■ Your instructions
Copy out each line containing "pork" from the entries below.

====== Exercise material ======

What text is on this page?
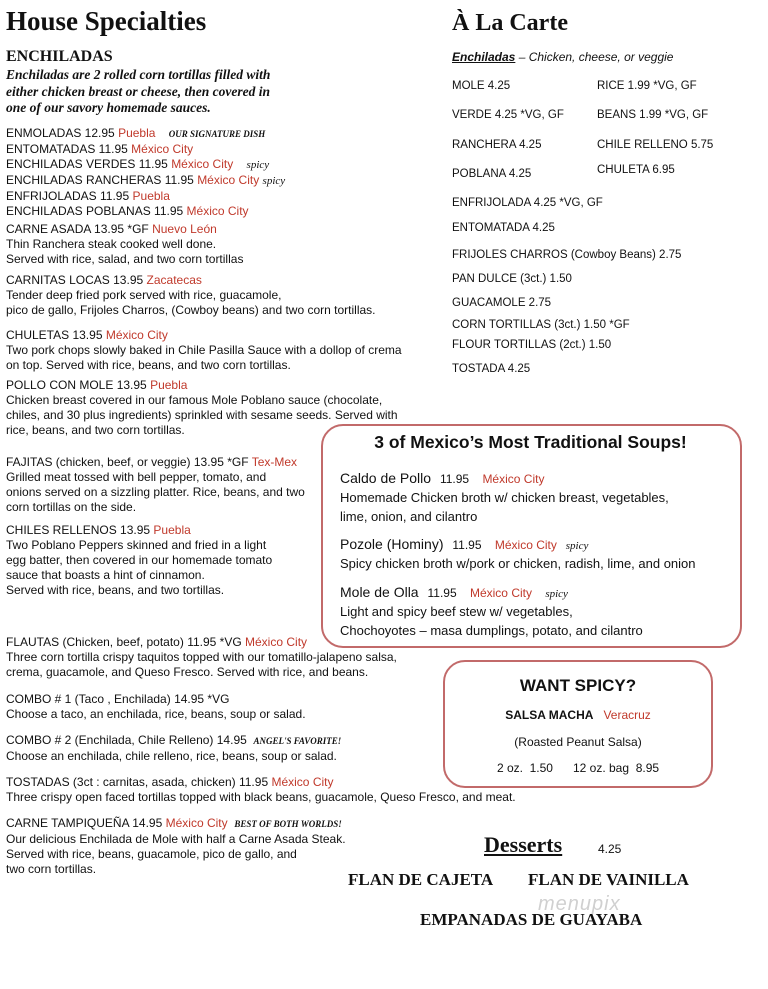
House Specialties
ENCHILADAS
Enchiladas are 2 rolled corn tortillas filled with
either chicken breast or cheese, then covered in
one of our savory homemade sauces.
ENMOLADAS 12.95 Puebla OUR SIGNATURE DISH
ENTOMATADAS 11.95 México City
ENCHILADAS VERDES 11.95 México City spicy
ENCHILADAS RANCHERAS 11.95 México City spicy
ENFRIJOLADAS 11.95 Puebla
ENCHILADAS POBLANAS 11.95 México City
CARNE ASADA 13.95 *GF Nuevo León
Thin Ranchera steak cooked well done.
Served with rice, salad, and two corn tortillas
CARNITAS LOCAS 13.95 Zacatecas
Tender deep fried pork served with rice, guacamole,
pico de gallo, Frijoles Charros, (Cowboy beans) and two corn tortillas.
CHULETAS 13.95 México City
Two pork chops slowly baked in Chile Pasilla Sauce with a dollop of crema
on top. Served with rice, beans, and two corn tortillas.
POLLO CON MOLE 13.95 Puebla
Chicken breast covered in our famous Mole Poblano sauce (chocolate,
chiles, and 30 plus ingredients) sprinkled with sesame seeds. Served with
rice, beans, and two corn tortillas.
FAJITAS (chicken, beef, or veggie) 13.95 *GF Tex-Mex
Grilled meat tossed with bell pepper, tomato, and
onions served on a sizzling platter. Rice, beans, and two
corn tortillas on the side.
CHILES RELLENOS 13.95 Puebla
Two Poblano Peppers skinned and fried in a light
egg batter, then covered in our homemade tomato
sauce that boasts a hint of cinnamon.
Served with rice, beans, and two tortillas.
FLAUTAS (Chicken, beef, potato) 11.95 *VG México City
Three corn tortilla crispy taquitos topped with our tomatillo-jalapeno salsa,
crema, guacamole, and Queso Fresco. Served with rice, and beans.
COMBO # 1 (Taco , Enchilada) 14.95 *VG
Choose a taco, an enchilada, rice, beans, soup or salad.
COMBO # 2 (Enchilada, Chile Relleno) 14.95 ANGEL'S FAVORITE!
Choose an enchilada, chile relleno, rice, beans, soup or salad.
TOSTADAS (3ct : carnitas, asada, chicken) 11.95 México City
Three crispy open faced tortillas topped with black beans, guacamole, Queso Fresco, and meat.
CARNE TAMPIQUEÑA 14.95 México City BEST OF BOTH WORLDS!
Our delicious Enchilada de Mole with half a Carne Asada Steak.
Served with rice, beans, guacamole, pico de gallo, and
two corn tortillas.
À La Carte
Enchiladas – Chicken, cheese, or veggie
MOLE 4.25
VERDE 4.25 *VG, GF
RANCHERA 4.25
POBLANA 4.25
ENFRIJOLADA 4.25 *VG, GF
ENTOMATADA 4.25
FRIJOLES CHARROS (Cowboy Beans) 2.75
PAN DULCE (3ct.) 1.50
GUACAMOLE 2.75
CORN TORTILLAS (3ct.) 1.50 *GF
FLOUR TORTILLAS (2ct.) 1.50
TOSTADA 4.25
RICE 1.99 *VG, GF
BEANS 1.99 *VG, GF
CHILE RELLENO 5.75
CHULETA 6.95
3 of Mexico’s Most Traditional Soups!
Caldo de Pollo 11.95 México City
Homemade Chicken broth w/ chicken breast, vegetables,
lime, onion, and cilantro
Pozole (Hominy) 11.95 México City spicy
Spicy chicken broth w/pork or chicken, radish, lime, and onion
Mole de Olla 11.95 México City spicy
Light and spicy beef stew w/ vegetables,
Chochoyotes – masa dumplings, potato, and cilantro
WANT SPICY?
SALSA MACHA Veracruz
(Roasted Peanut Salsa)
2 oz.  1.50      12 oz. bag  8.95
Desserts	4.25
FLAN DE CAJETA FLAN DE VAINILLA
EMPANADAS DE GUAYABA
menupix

======
====== Exercise material ======

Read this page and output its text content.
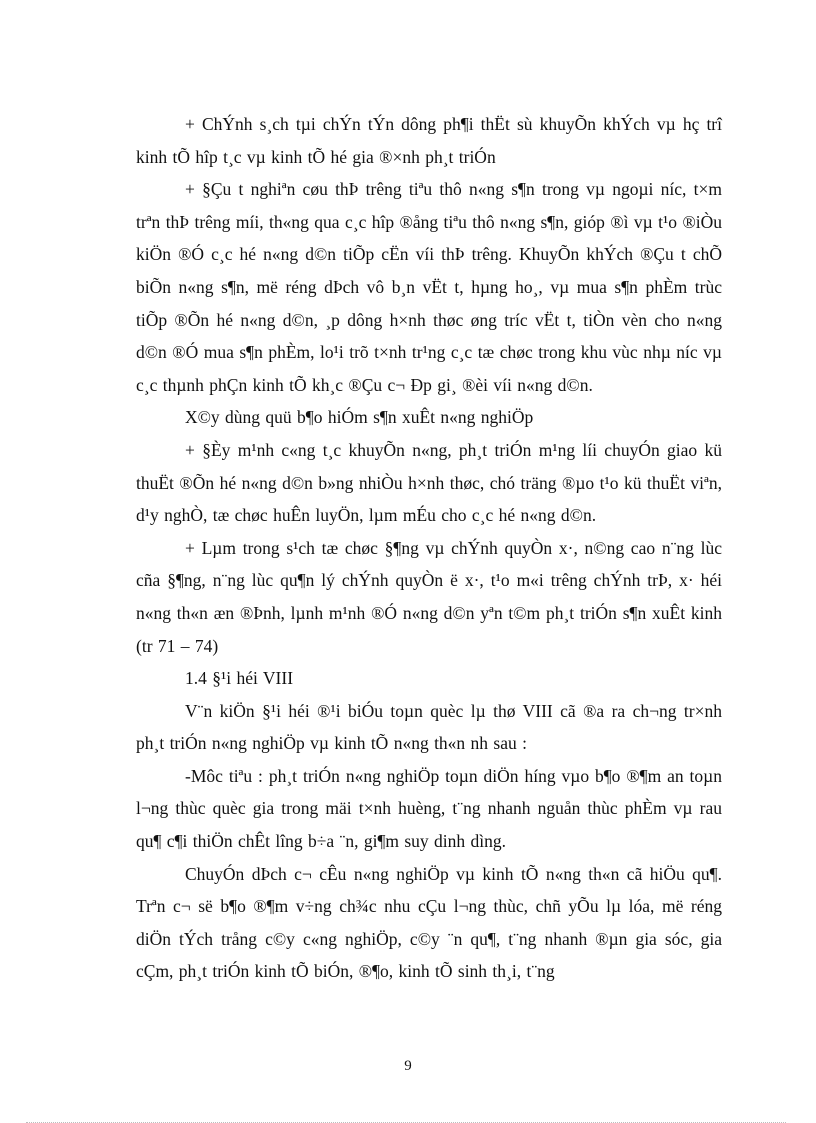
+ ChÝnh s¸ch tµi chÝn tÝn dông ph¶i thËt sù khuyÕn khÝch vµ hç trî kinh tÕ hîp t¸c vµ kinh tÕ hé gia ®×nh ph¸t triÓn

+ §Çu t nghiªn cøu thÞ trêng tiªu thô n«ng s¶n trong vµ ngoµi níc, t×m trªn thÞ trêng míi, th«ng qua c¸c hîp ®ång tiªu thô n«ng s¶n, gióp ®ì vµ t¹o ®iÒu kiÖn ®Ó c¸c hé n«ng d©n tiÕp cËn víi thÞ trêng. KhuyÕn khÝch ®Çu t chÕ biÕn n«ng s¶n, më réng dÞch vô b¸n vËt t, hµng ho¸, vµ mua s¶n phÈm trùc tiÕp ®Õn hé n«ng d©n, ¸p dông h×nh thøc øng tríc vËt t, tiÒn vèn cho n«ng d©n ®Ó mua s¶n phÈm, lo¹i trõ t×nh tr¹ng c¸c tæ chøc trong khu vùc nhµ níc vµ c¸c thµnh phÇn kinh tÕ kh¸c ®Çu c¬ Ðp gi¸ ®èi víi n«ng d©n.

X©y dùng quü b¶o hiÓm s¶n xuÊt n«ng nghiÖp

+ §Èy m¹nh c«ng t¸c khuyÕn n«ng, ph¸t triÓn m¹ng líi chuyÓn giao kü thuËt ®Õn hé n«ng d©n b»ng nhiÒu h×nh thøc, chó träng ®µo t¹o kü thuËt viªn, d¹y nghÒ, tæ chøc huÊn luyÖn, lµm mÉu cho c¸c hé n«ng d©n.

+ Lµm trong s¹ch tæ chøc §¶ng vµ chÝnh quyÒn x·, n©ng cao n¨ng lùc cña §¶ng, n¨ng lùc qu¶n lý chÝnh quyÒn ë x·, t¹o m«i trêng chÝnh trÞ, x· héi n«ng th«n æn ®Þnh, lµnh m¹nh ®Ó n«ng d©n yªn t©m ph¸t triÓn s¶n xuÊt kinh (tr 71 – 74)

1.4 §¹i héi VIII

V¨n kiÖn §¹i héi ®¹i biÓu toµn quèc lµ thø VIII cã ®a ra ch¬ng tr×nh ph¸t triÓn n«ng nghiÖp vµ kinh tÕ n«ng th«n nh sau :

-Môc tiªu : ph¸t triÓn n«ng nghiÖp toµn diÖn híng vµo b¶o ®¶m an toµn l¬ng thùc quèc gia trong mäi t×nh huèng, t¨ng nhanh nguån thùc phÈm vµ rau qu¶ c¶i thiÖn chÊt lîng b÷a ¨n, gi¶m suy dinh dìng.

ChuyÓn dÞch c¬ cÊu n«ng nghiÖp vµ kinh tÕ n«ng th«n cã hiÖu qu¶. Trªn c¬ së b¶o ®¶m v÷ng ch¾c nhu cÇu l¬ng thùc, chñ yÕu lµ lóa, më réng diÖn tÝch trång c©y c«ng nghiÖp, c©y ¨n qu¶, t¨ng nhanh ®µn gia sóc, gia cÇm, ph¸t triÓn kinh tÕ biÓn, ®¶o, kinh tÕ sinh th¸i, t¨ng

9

======
====== Exercise material ======

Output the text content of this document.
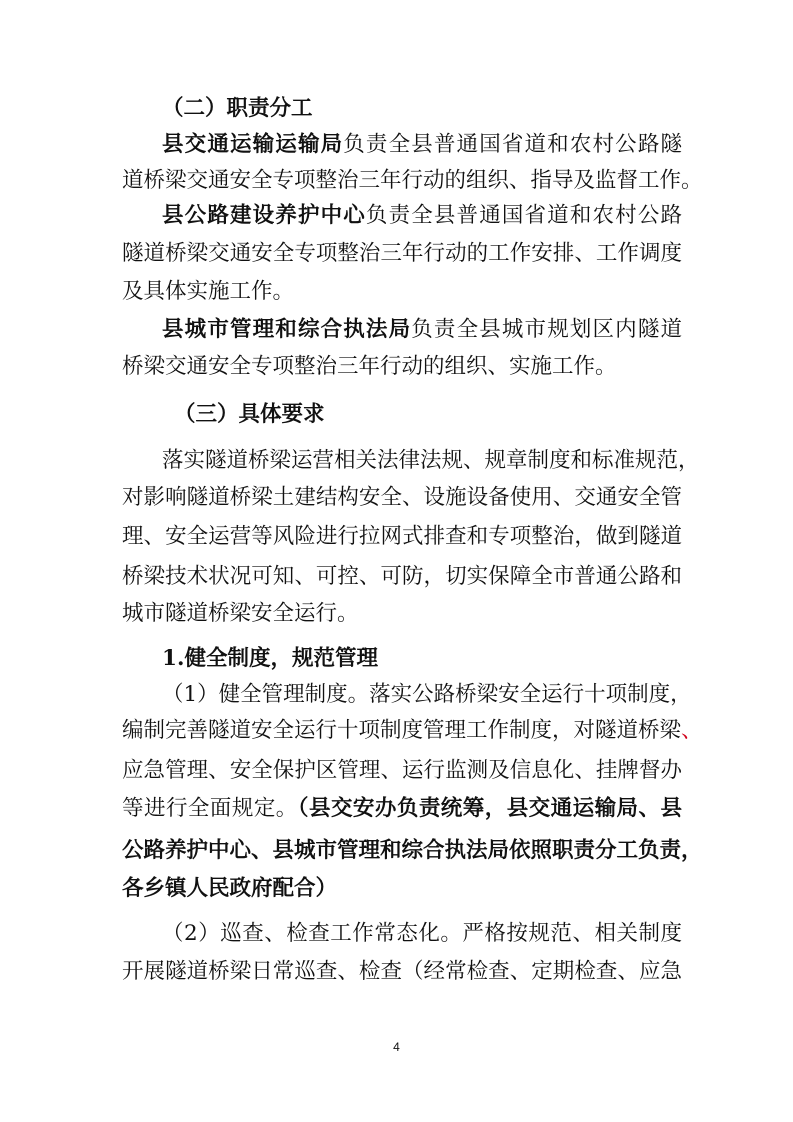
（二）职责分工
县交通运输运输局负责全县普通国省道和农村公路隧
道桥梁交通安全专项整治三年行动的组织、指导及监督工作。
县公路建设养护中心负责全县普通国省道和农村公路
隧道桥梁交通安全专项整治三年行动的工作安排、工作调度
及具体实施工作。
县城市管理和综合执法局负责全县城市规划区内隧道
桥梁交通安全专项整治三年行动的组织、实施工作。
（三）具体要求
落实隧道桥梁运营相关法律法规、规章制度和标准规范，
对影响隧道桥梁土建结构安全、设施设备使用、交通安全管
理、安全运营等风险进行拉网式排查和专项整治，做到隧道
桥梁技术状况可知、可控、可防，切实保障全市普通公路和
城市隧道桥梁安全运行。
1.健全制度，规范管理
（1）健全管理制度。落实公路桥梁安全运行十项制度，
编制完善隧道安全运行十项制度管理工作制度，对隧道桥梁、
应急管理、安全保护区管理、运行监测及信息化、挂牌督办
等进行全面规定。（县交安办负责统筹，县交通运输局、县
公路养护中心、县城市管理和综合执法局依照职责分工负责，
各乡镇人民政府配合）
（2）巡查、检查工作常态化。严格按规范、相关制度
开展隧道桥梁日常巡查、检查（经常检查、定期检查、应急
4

======

■ Problem solution
Tender deep fried pork served with rice, guacamole,
Two pork chops slowly baked in Chile Pasilla Sauce with a dollop of crema
Spicy chicken broth w/pork or chicken, radish, lime, and onion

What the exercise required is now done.